Problem statement:
Scan the following material for the string "deras" and copy each line in which it appears.

- - - - - - -

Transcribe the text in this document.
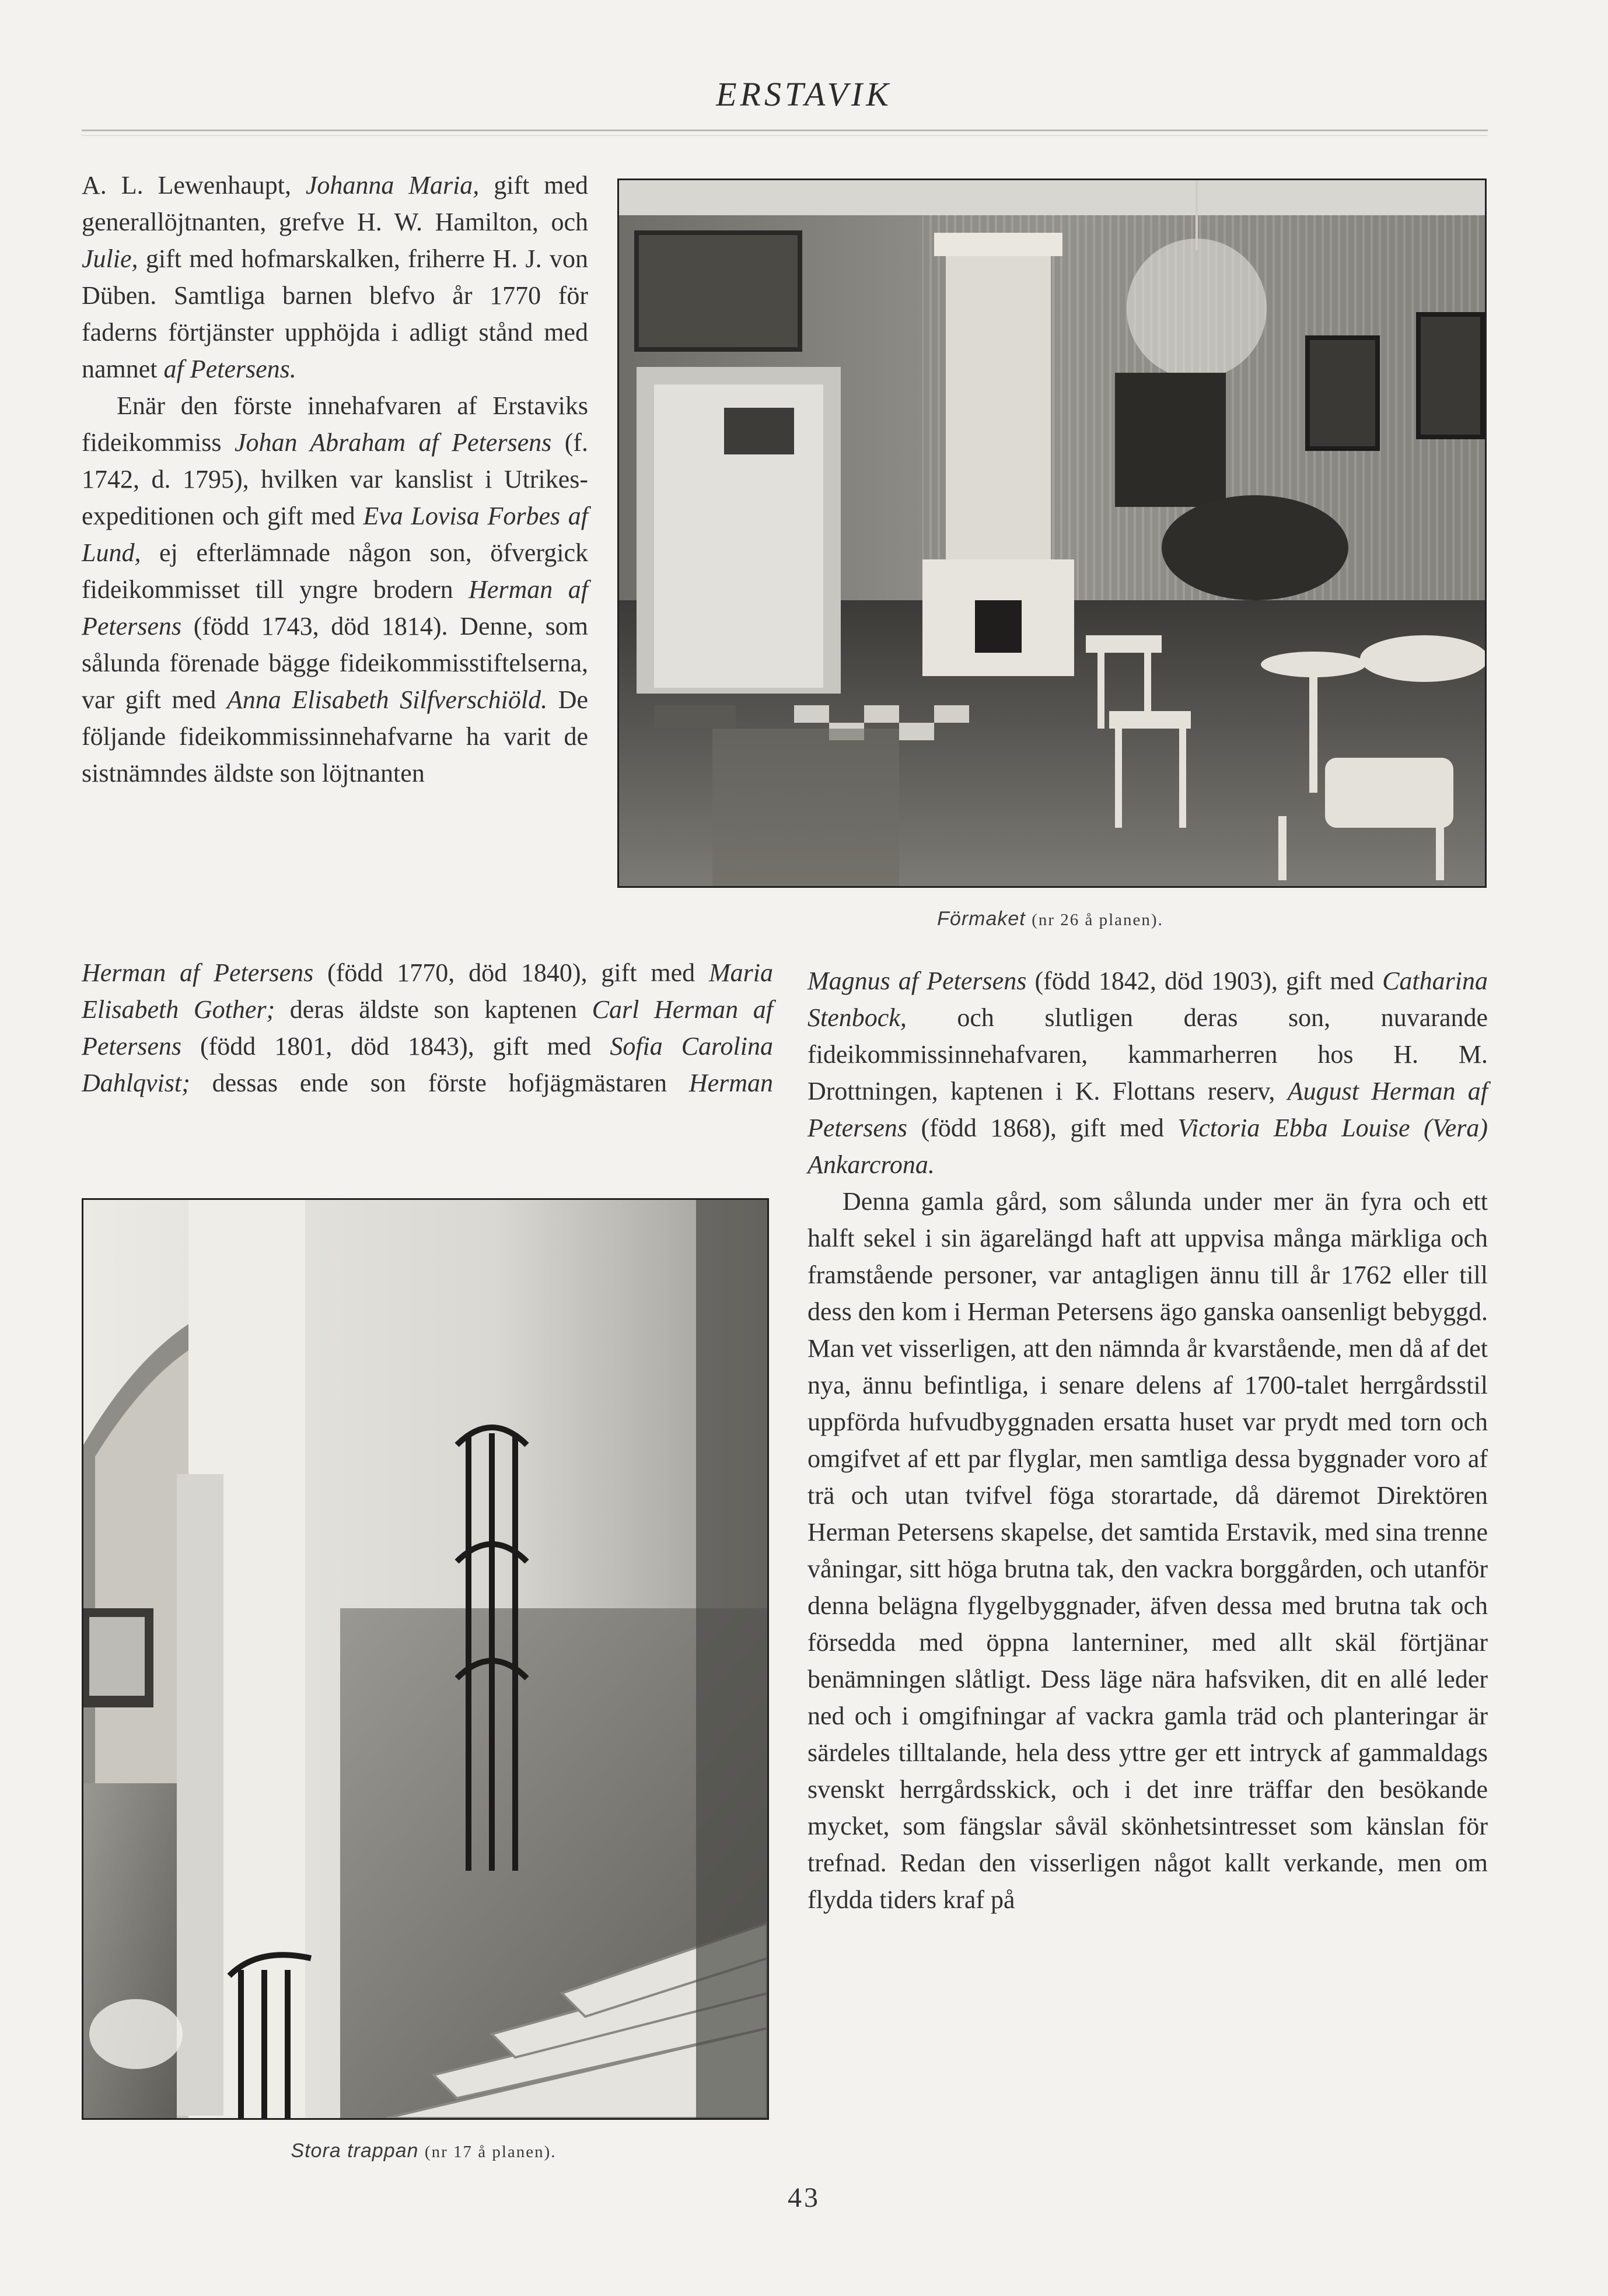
ERSTAVIK

A. L. Lewenhaupt, Johanna Maria, gift med generallöjtnanten, grefve H. W. Hamilton, och Julie, gift med hofmarskalken, friherre H. J. von Düben. Samtliga barnen blefvo år 1770 för faderns förtjänster upphöjda i adligt stånd med namnet af Petersens.

Enär den förste innehafvaren af Erstaviks fideikommiss Johan Abraham af Petersens (f. 1742, d. 1795), hvilken var kanslist i Utrikes-expeditionen och gift med Eva Lovisa Forbes af Lund, ej efterlämnade någon son, öfvergick fideikommisset till yngre brodern Herman af Petersens (född 1743, död 1814). Denne, som sålunda förenade bägge fideikommisstiftelserna, var gift med Anna Elisabeth Silfverschiöld. De följande fideikommissinnehafvarne ha varit de sistnämndes äldste son löjtnanten

Herman af Petersens (född 1770, död 1840), gift med Maria Elisabeth Gother; deras äldste son kaptenen Carl Herman af Petersens (född 1801, död 1843), gift med Sofia Carolina Dahlqvist; dessas ende son förste hofjägmästaren Herman

Magnus af Petersens (född 1842, död 1903), gift med Catharina Stenbock, och slutligen deras son, nuvarande fideikommissinnehafvaren, kammarherren hos H. M. Drottningen, kaptenen i K. Flottans reserv, August Herman af Petersens (född 1868), gift med Victoria Ebba Louise (Vera) Ankarcrona.

Denna gamla gård, som sålunda under mer än fyra och ett halft sekel i sin ägarelängd haft att uppvisa många märkliga och framstående personer, var antagligen ännu till år 1762 eller till dess den kom i Herman Petersens ägo ganska oansenligt bebyggd. Man vet visserligen, att den nämnda år kvarstående, men då af det nya, ännu befintliga, i senare delens af 1700-talet herrgårdsstil uppförda hufvudbyggnaden ersatta huset var prydt med torn och omgifvet af ett par flyglar, men samtliga dessa byggnader voro af trä och utan tvifvel föga storartade, då däremot Direktören Herman Petersens skapelse, det samtida Erstavik, med sina trenne våningar, sitt höga brutna tak, den vackra borggården, och utanför denna belägna flygelbyggnader, äfven dessa med brutna tak och försedda med öppna lanterniner, med allt skäl förtjänar benämningen slåtligt. Dess läge nära hafsviken, dit en allé leder ned och i omgifningar af vackra gamla träd och planteringar är särdeles tilltalande, hela dess yttre ger ett intryck af gammaldags svenskt herrgårdsskick, och i det inre träffar den besökande mycket, som fängslar såväl skönhetsintresset som känslan för trefnad. Redan den visserligen något kallt verkande, men om flydda tiders kraf på

Förmaket (nr 26 å planen).
Stora trappan (nr 17 å planen).
43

- - - - - - -

Full response:
Herman af Petersens (född 1770, död 1840), gift med Maria Elisabeth Gother; deras äldste son kaptenen Carl Herman af Petersens (född 1801, död 1843), gift med Sofia Carolina Dahlqvist; dessas ende son förste hofjägmästaren Herman
Magnus af Petersens (född 1842, död 1903), gift med Catharina Stenbock, och slutligen deras son, nuvarande fideikommissinnehafvaren, kammarherren hos H. M. Drottningen, kaptenen i K. Flottans reserv, August Herman af Petersens (född 1868), gift med Victoria Ebba Louise (Vera) Ankarcrona.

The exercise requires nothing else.